__Dataset rows about figures__.
= = =

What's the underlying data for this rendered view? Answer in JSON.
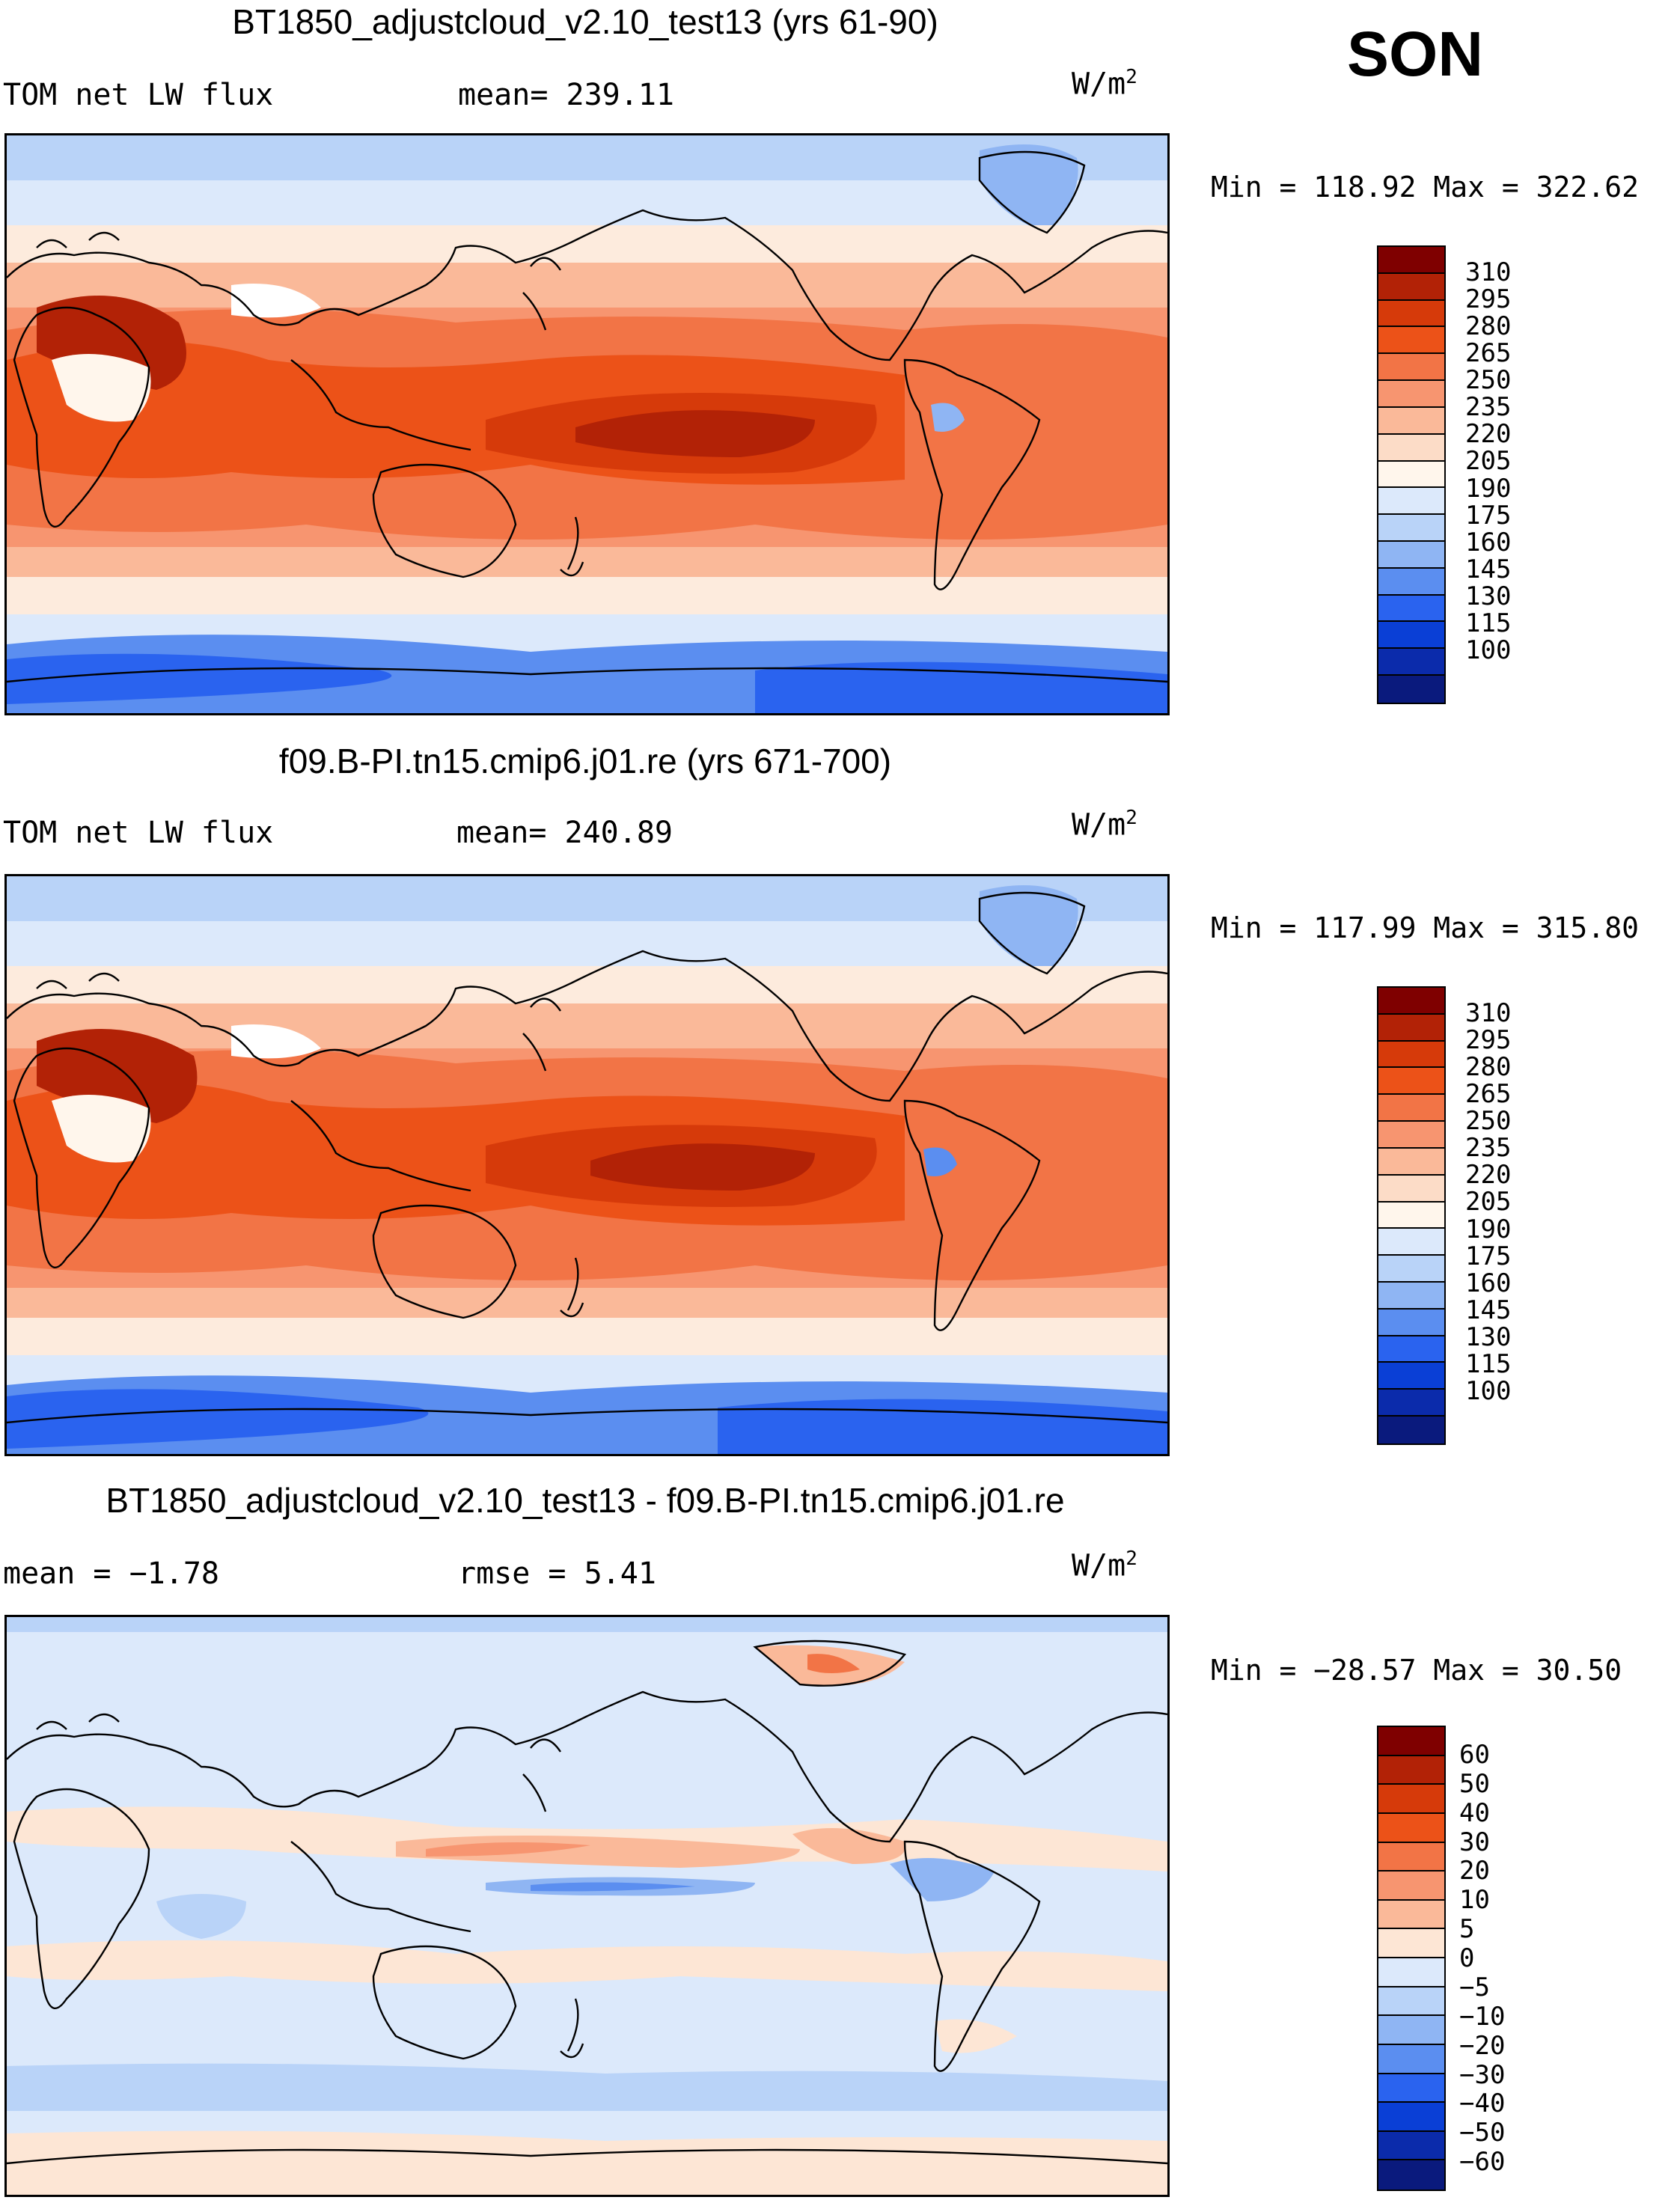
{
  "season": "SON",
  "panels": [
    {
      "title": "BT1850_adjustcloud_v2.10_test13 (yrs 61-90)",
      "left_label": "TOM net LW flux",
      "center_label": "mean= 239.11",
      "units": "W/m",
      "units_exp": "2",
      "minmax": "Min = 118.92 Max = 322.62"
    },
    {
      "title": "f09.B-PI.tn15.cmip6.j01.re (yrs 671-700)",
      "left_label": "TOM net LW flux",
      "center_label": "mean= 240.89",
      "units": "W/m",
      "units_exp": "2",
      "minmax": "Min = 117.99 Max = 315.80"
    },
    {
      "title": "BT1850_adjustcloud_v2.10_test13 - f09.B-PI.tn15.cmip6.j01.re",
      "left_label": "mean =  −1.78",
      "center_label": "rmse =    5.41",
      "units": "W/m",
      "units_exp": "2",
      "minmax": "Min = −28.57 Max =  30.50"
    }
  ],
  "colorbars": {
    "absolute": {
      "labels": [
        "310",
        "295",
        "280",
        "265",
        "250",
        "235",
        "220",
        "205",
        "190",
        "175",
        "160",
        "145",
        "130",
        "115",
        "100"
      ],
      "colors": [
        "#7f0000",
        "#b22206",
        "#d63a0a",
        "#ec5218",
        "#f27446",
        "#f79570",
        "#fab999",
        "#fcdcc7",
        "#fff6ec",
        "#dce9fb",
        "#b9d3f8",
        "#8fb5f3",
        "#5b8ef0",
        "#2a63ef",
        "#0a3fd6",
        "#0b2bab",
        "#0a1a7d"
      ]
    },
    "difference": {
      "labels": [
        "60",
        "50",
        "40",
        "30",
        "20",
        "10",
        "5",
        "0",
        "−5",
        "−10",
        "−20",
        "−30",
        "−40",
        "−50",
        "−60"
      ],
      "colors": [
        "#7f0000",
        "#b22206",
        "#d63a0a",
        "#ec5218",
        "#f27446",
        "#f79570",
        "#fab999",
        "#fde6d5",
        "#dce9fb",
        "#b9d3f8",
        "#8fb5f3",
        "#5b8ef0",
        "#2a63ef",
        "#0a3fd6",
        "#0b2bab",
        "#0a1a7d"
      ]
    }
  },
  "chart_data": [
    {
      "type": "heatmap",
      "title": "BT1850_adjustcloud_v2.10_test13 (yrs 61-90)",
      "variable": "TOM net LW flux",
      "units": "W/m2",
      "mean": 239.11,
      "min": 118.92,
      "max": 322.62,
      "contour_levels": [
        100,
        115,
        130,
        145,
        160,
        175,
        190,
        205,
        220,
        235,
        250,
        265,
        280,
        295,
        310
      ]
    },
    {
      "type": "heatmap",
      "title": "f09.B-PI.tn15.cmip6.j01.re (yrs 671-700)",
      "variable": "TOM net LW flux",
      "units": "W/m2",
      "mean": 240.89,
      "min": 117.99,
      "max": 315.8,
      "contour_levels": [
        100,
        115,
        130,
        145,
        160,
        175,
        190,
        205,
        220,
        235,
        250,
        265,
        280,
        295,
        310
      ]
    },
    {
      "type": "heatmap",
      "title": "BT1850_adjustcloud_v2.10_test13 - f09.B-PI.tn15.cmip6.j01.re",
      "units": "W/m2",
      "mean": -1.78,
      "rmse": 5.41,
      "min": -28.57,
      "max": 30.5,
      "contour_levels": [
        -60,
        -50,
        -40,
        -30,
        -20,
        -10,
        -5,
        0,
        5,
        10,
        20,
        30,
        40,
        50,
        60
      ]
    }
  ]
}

= = =

__Task goal__. Would you return the data exactly as written, without the pictures?

__Solution to the exercise__.
What's the underlying data for this rendered view? Answer in JSON.
{
  "season": "SON",
  "panels": [
    {
      "title": "BT1850_adjustcloud_v2.10_test13 (yrs 61-90)",
      "left_label": "TOM net LW flux",
      "center_label": "mean= 239.11",
      "units": "W/m",
      "units_exp": "2",
      "minmax": "Min = 118.92 Max = 322.62"
    },
    {
      "title": "f09.B-PI.tn15.cmip6.j01.re (yrs 671-700)",
      "left_label": "TOM net LW flux",
      "center_label": "mean= 240.89",
      "units": "W/m",
      "units_exp": "2",
      "minmax": "Min = 117.99 Max = 315.80"
    },
    {
      "title": "BT1850_adjustcloud_v2.10_test13 - f09.B-PI.tn15.cmip6.j01.re",
      "left_label": "mean =  −1.78",
      "center_label": "rmse =    5.41",
      "units": "W/m",
      "units_exp": "2",
      "minmax": "Min = −28.57 Max =  30.50"
    }
  ],
  "colorbars": {
    "absolute": {
      "labels": [
        "310",
        "295",
        "280",
        "265",
        "250",
        "235",
        "220",
        "205",
        "190",
        "175",
        "160",
        "145",
        "130",
        "115",
        "100"
      ],
      "colors": [
        "#7f0000",
        "#b22206",
        "#d63a0a",
        "#ec5218",
        "#f27446",
        "#f79570",
        "#fab999",
        "#fcdcc7",
        "#fff6ec",
        "#dce9fb",
        "#b9d3f8",
        "#8fb5f3",
        "#5b8ef0",
        "#2a63ef",
        "#0a3fd6",
        "#0b2bab",
        "#0a1a7d"
      ]
    },
    "difference": {
      "labels": [
        "60",
        "50",
        "40",
        "30",
        "20",
        "10",
        "5",
        "0",
        "−5",
        "−10",
        "−20",
        "−30",
        "−40",
        "−50",
        "−60"
      ],
      "colors": [
        "#7f0000",
        "#b22206",
        "#d63a0a",
        "#ec5218",
        "#f27446",
        "#f79570",
        "#fab999",
        "#fde6d5",
        "#dce9fb",
        "#b9d3f8",
        "#8fb5f3",
        "#5b8ef0",
        "#2a63ef",
        "#0a3fd6",
        "#0b2bab",
        "#0a1a7d"
      ]
    }
  },
  "chart_data": [
    {
      "type": "heatmap",
      "title": "BT1850_adjustcloud_v2.10_test13 (yrs 61-90)",
      "variable": "TOM net LW flux",
      "units": "W/m2",
      "mean": 239.11,
      "min": 118.92,
      "max": 322.62,
      "contour_levels": [
        100,
        115,
        130,
        145,
        160,
        175,
        190,
        205,
        220,
        235,
        250,
        265,
        280,
        295,
        310
      ]
    },
    {
      "type": "heatmap",
      "title": "f09.B-PI.tn15.cmip6.j01.re (yrs 671-700)",
      "variable": "TOM net LW flux",
      "units": "W/m2",
      "mean": 240.89,
      "min": 117.99,
      "max": 315.8,
      "contour_levels": [
        100,
        115,
        130,
        145,
        160,
        175,
        190,
        205,
        220,
        235,
        250,
        265,
        280,
        295,
        310
      ]
    },
    {
      "type": "heatmap",
      "title": "BT1850_adjustcloud_v2.10_test13 - f09.B-PI.tn15.cmip6.j01.re",
      "units": "W/m2",
      "mean": -1.78,
      "rmse": 5.41,
      "min": -28.57,
      "max": 30.5,
      "contour_levels": [
        -60,
        -50,
        -40,
        -30,
        -20,
        -10,
        -5,
        0,
        5,
        10,
        20,
        30,
        40,
        50,
        60
      ]
    }
  ]
}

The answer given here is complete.